Retype the records below exactly as they appear, but leave out any pictures.

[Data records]
---*---
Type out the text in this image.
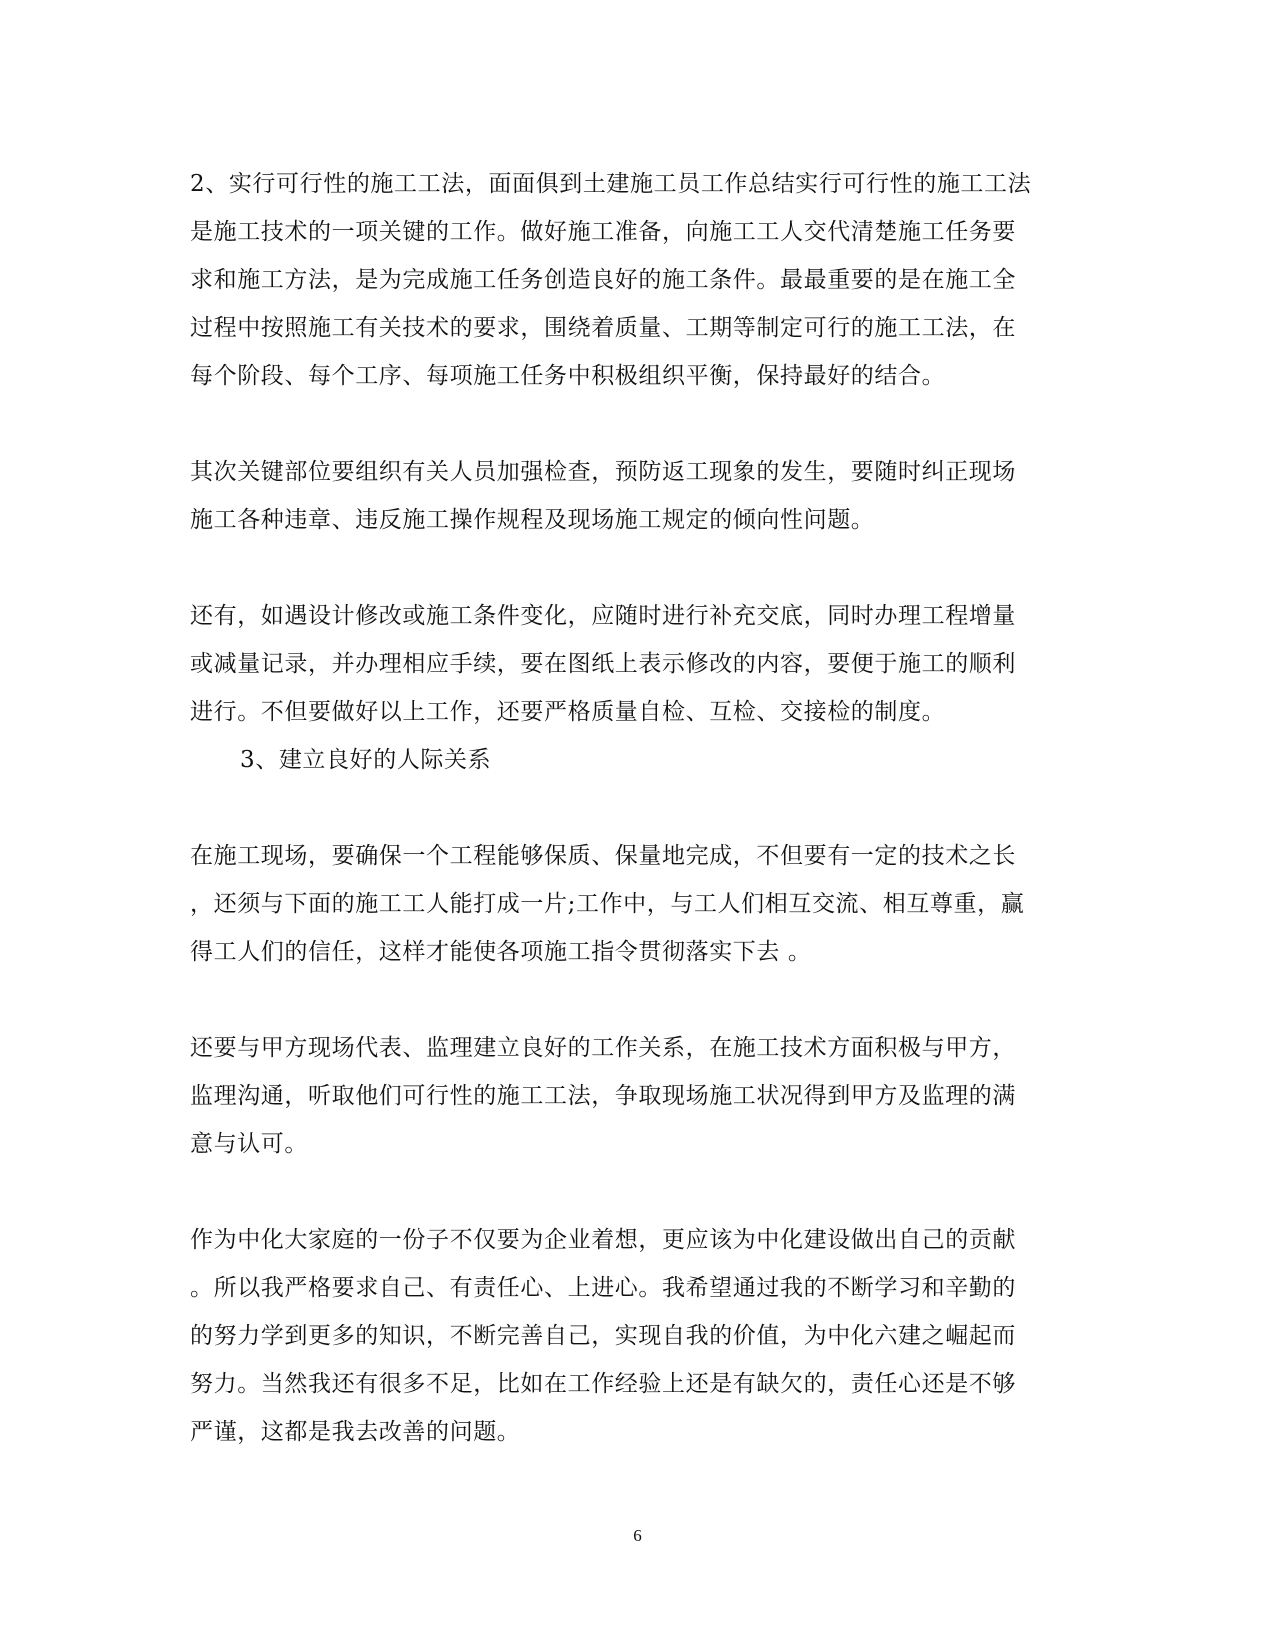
2、实行可行性的施工工法，面面俱到土建施工员工作总结实行可行性的施工工法
是施工技术的一项关键的工作。做好施工准备，向施工工人交代清楚施工任务要
求和施工方法，是为完成施工任务创造良好的施工条件。最最重要的是在施工全
过程中按照施工有关技术的要求，围绕着质量、工期等制定可行的施工工法，在
每个阶段、每个工序、每项施工任务中积极组织平衡，保持最好的结合。
其次关键部位要组织有关人员加强检查，预防返工现象的发生，要随时纠正现场
施工各种违章、违反施工操作规程及现场施工规定的倾向性问题。
还有，如遇设计修改或施工条件变化，应随时进行补充交底，同时办理工程增量
或减量记录，并办理相应手续，要在图纸上表示修改的内容，要便于施工的顺利
进行。不但要做好以上工作，还要严格质量自检、互检、交接检的制度。
3、建立良好的人际关系
在施工现场，要确保一个工程能够保质、保量地完成，不但要有一定的技术之长
，还须与下面的施工工人能打成一片;工作中，与工人们相互交流、相互尊重，赢
得工人们的信任，这样才能使各项施工指令贯彻落实下去 。
还要与甲方现场代表、监理建立良好的工作关系，在施工技术方面积极与甲方，
监理沟通，听取他们可行性的施工工法，争取现场施工状况得到甲方及监理的满
意与认可。
作为中化大家庭的一份子不仅要为企业着想，更应该为中化建设做出自己的贡献
。所以我严格要求自己、有责任心、上进心。我希望通过我的不断学习和辛勤的
的努力学到更多的知识，不断完善自己，实现自我的价值，为中化六建之崛起而
努力。当然我还有很多不足，比如在工作经验上还是有缺欠的，责任心还是不够
严谨，这都是我去改善的问题。
6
---*---
*Result below:*
Type out the text in this image.
2、实行可行性的施工工法，面面俱到土建施工员工作总结实行可行性的施工工法
是施工技术的一项关键的工作。做好施工准备，向施工工人交代清楚施工任务要
求和施工方法，是为完成施工任务创造良好的施工条件。最最重要的是在施工全
过程中按照施工有关技术的要求，围绕着质量、工期等制定可行的施工工法，在
每个阶段、每个工序、每项施工任务中积极组织平衡，保持最好的结合。
其次关键部位要组织有关人员加强检查，预防返工现象的发生，要随时纠正现场
施工各种违章、违反施工操作规程及现场施工规定的倾向性问题。
还有，如遇设计修改或施工条件变化，应随时进行补充交底，同时办理工程增量
或减量记录，并办理相应手续，要在图纸上表示修改的内容，要便于施工的顺利
进行。不但要做好以上工作，还要严格质量自检、互检、交接检的制度。
3、建立良好的人际关系
在施工现场，要确保一个工程能够保质、保量地完成，不但要有一定的技术之长
，还须与下面的施工工人能打成一片;工作中，与工人们相互交流、相互尊重，赢
得工人们的信任，这样才能使各项施工指令贯彻落实下去 。
还要与甲方现场代表、监理建立良好的工作关系，在施工技术方面积极与甲方，
监理沟通，听取他们可行性的施工工法，争取现场施工状况得到甲方及监理的满
意与认可。
作为中化大家庭的一份子不仅要为企业着想，更应该为中化建设做出自己的贡献
。所以我严格要求自己、有责任心、上进心。我希望通过我的不断学习和辛勤的
的努力学到更多的知识，不断完善自己，实现自我的价值，为中化六建之崛起而
努力。当然我还有很多不足，比如在工作经验上还是有缺欠的，责任心还是不够
严谨，这都是我去改善的问题。
6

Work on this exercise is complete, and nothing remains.